Exercise goal: Give the material again in full, matching it exactly.

Part of a data file:
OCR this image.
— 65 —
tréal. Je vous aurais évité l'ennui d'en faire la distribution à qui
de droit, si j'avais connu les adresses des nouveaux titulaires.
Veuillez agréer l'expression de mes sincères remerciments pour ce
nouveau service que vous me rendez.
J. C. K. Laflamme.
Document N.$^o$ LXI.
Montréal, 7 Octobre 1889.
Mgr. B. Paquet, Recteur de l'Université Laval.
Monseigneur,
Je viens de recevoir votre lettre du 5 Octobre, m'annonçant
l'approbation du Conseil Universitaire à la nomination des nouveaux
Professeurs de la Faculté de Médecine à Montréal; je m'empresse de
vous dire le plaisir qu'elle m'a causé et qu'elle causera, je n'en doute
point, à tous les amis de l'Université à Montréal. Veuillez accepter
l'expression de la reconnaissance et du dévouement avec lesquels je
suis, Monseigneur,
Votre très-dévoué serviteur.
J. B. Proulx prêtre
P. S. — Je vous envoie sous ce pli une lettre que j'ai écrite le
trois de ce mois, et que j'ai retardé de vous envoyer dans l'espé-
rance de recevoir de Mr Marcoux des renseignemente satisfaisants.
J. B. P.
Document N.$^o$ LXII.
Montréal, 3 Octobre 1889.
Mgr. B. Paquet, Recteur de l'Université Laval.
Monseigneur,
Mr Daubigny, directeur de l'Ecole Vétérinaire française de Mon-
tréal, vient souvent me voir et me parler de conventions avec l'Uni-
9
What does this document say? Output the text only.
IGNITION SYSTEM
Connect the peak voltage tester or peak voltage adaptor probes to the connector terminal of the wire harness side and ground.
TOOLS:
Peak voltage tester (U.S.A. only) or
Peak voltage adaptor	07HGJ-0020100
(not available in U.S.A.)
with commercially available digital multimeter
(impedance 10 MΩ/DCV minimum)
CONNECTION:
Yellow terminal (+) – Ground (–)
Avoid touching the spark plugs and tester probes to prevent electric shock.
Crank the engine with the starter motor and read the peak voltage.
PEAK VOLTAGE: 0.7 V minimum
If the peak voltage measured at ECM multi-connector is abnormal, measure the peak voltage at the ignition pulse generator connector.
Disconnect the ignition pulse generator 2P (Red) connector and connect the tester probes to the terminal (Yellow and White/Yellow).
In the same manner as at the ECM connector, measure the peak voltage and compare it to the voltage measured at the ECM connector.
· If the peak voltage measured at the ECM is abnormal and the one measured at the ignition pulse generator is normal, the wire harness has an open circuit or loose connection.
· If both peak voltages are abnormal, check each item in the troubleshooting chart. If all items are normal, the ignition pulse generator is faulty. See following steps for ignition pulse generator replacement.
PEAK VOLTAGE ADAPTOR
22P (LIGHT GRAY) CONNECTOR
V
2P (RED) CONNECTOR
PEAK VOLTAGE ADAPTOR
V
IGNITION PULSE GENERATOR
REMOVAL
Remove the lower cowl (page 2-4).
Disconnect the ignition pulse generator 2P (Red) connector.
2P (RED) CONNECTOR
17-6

Written answer:
OCR this image.
— 65 —
tréal. Je vous aurais évité l'ennui d'en faire la distribution à qui
de droit, si j'avais connu les adresses des nouveaux titulaires.
Veuillez agréer l'expression de mes sincères remerciments pour ce
nouveau service que vous me rendez.
J. C. K. Laflamme.
Document N.$^o$ LXI.
Montréal, 7 Octobre 1889.
Mgr. B. Paquet, Recteur de l'Université Laval.
Monseigneur,
Je viens de recevoir votre lettre du 5 Octobre, m'annonçant
l'approbation du Conseil Universitaire à la nomination des nouveaux
Professeurs de la Faculté de Médecine à Montréal; je m'empresse de
vous dire le plaisir qu'elle m'a causé et qu'elle causera, je n'en doute
point, à tous les amis de l'Université à Montréal. Veuillez accepter
l'expression de la reconnaissance et du dévouement avec lesquels je
suis, Monseigneur,
Votre très-dévoué serviteur.
J. B. Proulx prêtre
P. S. — Je vous envoie sous ce pli une lettre que j'ai écrite le
trois de ce mois, et que j'ai retardé de vous envoyer dans l'espé-
rance de recevoir de Mr Marcoux des renseignemente satisfaisants.
J. B. P.
Document N.$^o$ LXII.
Montréal, 3 Octobre 1889.
Mgr. B. Paquet, Recteur de l'Université Laval.
Monseigneur,
Mr Daubigny, directeur de l'Ecole Vétérinaire française de Mon-
tréal, vient souvent me voir et me parler de conventions avec l'Uni-
9
What does this document say? Output the text only.
IGNITION SYSTEM
Connect the peak voltage tester or peak voltage adaptor probes to the connector terminal of the wire harness side and ground.
TOOLS:
Peak voltage tester (U.S.A. only) or
Peak voltage adaptor	07HGJ-0020100
(not available in U.S.A.)
with commercially available digital multimeter
(impedance 10 MΩ/DCV minimum)
CONNECTION:
Yellow terminal (+) – Ground (–)
Avoid touching the spark plugs and tester probes to prevent electric shock.
Crank the engine with the starter motor and read the peak voltage.
PEAK VOLTAGE: 0.7 V minimum
If the peak voltage measured at ECM multi-connector is abnormal, measure the peak voltage at the ignition pulse generator connector.
Disconnect the ignition pulse generator 2P (Red) connector and connect the tester probes to the terminal (Yellow and White/Yellow).
In the same manner as at the ECM connector, measure the peak voltage and compare it to the voltage measured at the ECM connector.
· If the peak voltage measured at the ECM is abnormal and the one measured at the ignition pulse generator is normal, the wire harness has an open circuit or loose connection.
· If both peak voltages are abnormal, check each item in the troubleshooting chart. If all items are normal, the ignition pulse generator is faulty. See following steps for ignition pulse generator replacement.
PEAK VOLTAGE ADAPTOR
22P (LIGHT GRAY) CONNECTOR
V
2P (RED) CONNECTOR
PEAK VOLTAGE ADAPTOR
V
IGNITION PULSE GENERATOR
REMOVAL
Remove the lower cowl (page 2-4).
Disconnect the ignition pulse generator 2P (Red) connector.
2P (RED) CONNECTOR
17-6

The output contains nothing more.